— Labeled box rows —

-- begin --

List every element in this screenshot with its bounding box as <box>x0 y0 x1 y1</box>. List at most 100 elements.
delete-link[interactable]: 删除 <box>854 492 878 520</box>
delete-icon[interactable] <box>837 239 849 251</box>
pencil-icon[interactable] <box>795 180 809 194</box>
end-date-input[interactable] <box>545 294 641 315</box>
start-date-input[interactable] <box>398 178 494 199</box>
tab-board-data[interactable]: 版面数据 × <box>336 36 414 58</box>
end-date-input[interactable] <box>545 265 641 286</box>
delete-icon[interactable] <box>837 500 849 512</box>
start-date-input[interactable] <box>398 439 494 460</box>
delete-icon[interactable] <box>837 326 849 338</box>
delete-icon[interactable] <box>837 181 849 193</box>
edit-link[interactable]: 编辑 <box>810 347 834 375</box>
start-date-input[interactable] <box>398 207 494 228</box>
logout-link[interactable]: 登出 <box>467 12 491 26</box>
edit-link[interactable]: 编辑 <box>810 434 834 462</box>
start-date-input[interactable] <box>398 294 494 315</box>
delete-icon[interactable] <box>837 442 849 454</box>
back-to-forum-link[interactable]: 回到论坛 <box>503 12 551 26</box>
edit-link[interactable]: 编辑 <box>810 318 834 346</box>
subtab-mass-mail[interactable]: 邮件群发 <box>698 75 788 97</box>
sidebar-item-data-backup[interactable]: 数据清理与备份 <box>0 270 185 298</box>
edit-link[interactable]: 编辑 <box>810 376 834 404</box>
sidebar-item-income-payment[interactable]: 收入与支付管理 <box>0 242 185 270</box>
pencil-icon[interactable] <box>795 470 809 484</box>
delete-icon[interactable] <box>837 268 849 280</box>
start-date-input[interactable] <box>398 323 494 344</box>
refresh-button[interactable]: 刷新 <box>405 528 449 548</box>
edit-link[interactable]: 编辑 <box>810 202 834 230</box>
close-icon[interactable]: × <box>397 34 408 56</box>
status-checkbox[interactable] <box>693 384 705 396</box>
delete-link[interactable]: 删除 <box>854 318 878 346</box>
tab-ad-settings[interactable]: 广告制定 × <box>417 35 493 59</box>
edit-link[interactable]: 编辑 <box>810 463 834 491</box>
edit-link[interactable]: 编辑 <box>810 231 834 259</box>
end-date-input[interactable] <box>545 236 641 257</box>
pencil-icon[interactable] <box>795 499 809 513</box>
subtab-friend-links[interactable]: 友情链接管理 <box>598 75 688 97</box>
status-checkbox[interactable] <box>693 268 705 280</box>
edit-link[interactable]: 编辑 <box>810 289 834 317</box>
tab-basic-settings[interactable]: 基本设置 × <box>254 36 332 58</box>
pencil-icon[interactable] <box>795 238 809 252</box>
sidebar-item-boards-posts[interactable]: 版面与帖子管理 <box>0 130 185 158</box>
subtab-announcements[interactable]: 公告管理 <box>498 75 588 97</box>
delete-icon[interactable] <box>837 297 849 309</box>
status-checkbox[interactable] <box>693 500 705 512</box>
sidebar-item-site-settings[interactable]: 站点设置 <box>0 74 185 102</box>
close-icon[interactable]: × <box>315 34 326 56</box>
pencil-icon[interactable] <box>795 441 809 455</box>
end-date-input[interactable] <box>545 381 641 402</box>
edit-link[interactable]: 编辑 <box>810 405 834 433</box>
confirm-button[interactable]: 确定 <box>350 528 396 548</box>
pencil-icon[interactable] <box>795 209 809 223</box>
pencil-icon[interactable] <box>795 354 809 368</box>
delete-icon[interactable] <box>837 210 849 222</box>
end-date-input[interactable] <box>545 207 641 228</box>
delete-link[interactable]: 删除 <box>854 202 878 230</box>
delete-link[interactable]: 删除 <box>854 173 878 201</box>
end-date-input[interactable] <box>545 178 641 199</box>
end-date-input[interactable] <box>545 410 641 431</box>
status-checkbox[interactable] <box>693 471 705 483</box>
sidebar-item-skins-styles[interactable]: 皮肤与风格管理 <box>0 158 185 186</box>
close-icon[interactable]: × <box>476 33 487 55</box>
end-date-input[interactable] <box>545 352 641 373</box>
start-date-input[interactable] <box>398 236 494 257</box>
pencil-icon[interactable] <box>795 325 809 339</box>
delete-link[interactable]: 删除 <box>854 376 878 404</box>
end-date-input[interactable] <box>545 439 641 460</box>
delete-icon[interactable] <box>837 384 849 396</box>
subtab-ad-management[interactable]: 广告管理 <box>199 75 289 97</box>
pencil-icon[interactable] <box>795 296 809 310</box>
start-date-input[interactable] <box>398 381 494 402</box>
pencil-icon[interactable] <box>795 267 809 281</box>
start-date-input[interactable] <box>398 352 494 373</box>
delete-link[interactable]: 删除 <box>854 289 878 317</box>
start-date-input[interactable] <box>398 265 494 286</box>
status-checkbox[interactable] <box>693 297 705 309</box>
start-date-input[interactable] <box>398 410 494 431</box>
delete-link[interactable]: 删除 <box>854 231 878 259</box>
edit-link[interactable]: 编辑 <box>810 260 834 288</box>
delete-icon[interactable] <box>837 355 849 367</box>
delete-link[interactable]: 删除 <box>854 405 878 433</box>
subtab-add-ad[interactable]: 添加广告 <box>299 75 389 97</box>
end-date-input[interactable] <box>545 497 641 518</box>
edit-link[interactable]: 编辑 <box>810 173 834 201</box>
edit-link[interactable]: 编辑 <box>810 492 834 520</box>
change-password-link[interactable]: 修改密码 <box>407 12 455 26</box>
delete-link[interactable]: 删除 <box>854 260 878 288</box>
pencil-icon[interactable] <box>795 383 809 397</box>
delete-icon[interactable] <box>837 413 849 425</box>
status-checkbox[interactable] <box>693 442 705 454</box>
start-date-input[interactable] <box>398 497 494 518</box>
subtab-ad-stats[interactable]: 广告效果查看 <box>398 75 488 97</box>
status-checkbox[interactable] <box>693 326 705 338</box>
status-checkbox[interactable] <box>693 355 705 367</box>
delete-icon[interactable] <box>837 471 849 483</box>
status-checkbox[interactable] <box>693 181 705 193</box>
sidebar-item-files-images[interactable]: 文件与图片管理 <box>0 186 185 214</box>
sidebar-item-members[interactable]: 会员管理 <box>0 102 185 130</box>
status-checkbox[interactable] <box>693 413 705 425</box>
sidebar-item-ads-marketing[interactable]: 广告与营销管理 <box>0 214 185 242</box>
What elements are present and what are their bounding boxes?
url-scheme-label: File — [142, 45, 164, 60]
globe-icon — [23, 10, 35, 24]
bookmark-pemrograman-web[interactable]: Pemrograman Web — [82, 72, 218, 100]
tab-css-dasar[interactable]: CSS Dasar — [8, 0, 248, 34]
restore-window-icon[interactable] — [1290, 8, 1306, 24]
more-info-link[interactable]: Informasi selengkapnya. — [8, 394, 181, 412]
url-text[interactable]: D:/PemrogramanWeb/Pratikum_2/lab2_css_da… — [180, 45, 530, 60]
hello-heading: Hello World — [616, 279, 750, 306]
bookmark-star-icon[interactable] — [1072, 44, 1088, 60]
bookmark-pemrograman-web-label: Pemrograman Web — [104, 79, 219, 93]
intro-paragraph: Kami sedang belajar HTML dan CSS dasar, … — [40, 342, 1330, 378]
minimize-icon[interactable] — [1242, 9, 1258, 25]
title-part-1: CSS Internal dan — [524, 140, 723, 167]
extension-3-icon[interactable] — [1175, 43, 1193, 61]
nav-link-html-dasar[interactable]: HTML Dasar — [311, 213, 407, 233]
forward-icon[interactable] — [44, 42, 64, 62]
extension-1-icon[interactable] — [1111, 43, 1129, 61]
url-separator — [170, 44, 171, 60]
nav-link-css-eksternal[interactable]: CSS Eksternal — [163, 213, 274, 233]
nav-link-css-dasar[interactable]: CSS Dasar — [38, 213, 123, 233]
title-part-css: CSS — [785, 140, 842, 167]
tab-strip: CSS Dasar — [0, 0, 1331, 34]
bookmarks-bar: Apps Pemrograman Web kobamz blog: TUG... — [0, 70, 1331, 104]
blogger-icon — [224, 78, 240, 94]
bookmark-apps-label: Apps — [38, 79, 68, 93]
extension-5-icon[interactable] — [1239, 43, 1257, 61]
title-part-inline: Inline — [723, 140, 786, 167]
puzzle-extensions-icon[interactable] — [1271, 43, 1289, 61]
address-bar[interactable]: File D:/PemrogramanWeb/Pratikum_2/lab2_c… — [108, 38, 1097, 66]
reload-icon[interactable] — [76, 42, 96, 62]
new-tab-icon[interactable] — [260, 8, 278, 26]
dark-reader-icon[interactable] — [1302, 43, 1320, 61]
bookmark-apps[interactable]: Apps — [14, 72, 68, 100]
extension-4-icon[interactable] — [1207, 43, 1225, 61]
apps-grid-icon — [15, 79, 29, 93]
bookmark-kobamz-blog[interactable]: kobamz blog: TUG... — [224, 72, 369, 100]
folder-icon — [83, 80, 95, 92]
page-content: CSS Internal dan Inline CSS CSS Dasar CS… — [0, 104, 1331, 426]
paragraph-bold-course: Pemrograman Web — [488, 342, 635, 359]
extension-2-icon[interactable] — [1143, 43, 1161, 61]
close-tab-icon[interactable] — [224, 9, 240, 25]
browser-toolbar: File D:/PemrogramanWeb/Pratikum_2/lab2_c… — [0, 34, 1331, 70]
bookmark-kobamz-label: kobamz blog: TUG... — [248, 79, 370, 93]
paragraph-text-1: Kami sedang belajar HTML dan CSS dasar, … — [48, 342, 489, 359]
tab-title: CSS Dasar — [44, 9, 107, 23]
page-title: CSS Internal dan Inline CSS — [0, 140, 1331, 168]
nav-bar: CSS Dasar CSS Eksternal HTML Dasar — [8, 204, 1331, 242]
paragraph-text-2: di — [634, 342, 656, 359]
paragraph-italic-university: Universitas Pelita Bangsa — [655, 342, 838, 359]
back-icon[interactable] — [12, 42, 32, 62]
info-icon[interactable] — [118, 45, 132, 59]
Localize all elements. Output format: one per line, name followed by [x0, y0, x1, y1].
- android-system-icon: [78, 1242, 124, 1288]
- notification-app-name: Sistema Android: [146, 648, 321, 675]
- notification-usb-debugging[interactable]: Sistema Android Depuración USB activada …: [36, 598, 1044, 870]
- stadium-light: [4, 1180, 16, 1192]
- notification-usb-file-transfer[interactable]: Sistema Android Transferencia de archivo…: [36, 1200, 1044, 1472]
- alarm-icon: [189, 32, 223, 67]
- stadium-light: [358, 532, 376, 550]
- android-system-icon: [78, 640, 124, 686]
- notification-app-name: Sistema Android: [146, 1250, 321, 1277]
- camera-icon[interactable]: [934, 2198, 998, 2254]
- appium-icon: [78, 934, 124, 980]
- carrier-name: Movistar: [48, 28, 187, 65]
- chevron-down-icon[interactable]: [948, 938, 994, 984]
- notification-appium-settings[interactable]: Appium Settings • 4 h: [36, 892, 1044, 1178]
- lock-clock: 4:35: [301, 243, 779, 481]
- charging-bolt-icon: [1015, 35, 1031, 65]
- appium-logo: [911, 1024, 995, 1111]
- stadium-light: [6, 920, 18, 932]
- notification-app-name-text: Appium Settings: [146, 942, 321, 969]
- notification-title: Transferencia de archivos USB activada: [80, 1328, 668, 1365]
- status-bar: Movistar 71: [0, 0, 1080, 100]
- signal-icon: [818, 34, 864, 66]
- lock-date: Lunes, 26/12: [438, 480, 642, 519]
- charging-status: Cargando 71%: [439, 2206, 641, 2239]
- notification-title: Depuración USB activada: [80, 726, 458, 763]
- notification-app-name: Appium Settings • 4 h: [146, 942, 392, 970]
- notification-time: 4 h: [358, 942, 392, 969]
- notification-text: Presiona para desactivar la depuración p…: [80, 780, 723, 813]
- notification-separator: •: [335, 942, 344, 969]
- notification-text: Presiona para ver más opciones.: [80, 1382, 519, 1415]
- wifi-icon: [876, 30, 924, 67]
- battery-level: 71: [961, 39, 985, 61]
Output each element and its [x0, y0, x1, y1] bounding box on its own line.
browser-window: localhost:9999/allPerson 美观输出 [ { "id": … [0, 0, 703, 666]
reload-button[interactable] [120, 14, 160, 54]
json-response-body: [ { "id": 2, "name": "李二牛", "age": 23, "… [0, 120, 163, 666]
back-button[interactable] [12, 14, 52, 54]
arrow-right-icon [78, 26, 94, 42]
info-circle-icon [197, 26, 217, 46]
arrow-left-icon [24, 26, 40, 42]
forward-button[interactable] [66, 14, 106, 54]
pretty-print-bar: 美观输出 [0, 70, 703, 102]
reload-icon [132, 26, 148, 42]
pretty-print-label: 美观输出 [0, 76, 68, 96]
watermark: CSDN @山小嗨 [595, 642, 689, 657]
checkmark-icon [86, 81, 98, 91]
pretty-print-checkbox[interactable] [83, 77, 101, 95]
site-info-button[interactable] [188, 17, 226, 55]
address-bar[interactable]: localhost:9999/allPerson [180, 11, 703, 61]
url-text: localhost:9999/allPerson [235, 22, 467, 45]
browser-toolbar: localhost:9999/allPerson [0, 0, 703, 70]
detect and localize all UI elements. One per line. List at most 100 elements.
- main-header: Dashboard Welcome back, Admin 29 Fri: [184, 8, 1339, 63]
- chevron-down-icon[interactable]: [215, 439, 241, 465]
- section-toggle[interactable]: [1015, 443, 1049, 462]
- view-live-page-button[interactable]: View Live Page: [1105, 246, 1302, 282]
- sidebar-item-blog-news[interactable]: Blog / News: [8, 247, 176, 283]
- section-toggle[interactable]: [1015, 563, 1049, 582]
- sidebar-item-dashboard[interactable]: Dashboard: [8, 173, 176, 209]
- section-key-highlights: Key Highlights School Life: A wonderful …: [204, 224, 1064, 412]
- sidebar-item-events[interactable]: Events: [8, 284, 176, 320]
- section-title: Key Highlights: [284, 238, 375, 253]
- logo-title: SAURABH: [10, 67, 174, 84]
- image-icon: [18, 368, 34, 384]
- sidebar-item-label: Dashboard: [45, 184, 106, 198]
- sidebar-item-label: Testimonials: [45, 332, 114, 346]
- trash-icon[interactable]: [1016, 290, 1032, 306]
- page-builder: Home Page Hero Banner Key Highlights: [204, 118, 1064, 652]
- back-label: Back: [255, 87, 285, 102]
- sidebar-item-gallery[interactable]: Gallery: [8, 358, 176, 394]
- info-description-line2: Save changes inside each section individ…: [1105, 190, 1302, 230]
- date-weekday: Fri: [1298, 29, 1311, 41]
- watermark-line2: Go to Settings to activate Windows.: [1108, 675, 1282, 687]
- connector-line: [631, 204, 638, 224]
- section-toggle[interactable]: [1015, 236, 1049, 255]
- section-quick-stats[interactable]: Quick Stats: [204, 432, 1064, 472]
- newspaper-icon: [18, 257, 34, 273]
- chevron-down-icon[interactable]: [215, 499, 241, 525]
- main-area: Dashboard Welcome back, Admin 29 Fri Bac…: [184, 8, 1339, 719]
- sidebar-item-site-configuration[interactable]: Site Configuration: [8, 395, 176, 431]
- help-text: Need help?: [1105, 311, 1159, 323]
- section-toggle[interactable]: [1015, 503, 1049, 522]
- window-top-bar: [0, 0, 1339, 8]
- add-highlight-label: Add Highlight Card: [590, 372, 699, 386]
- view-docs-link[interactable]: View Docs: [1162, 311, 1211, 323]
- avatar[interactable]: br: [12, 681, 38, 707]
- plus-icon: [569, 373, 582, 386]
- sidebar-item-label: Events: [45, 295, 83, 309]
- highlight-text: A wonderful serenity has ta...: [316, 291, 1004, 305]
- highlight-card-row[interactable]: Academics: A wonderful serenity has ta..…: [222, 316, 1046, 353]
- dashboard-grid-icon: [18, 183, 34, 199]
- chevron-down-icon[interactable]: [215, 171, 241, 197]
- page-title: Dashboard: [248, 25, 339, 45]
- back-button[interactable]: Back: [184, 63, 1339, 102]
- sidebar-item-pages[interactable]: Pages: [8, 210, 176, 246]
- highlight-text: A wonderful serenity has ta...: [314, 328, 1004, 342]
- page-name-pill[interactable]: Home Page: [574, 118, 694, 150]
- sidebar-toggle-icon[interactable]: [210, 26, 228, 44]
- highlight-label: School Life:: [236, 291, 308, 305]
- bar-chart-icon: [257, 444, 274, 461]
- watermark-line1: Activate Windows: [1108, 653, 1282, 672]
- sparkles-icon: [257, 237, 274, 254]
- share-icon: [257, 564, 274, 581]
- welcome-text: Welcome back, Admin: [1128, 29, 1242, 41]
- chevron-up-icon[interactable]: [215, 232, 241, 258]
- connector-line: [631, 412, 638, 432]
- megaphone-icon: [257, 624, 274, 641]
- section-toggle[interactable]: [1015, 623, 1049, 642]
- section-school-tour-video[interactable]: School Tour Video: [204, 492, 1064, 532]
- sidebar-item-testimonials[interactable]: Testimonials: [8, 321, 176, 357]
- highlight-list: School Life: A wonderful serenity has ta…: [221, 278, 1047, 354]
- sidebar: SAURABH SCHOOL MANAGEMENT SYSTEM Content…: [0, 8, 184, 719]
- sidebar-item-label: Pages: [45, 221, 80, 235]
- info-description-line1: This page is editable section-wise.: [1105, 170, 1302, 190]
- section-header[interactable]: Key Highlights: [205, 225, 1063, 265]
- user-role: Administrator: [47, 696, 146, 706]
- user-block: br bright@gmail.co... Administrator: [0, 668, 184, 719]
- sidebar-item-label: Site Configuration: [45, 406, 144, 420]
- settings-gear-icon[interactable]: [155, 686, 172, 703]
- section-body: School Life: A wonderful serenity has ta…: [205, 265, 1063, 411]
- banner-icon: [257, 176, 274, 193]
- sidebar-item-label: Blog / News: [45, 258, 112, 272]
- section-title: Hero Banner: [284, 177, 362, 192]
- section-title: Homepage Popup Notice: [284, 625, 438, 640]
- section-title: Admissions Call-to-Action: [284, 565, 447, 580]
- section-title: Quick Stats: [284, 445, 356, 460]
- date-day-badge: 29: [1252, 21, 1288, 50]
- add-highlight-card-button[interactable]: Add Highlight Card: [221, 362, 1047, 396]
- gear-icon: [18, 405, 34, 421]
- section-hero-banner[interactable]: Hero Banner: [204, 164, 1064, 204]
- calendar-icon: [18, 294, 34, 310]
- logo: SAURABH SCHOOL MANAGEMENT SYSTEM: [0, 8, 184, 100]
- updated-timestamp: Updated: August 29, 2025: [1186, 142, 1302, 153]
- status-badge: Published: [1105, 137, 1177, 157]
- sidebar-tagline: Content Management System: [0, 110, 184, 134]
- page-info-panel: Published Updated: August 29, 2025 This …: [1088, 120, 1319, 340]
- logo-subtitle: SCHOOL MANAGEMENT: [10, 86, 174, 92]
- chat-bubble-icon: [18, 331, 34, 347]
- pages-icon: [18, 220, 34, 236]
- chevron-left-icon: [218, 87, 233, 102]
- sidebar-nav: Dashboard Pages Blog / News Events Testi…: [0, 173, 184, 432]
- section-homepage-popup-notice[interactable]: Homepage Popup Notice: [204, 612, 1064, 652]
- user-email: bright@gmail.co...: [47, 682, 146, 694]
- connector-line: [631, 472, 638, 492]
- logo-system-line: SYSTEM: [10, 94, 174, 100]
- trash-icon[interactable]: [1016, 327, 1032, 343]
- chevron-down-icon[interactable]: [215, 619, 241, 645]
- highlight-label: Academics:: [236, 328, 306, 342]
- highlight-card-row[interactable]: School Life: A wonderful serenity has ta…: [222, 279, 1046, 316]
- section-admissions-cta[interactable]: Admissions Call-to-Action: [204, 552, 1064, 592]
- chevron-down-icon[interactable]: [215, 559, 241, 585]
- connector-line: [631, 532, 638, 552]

-- end --

Can you repeat the rows from the start up to and including the line with "delete-icon[interactable] <box>837 442"?

List every element in this screenshot with its bounding box as <box>x0 y0 x1 y1</box>. List at most 100 elements.
delete-link[interactable]: 删除 <box>854 492 878 520</box>
delete-icon[interactable] <box>837 239 849 251</box>
pencil-icon[interactable] <box>795 180 809 194</box>
end-date-input[interactable] <box>545 294 641 315</box>
start-date-input[interactable] <box>398 178 494 199</box>
tab-board-data[interactable]: 版面数据 × <box>336 36 414 58</box>
end-date-input[interactable] <box>545 265 641 286</box>
delete-icon[interactable] <box>837 500 849 512</box>
start-date-input[interactable] <box>398 439 494 460</box>
delete-icon[interactable] <box>837 326 849 338</box>
delete-icon[interactable] <box>837 181 849 193</box>
edit-link[interactable]: 编辑 <box>810 347 834 375</box>
start-date-input[interactable] <box>398 207 494 228</box>
logout-link[interactable]: 登出 <box>467 12 491 26</box>
edit-link[interactable]: 编辑 <box>810 434 834 462</box>
start-date-input[interactable] <box>398 294 494 315</box>
delete-icon[interactable] <box>837 442 849 454</box>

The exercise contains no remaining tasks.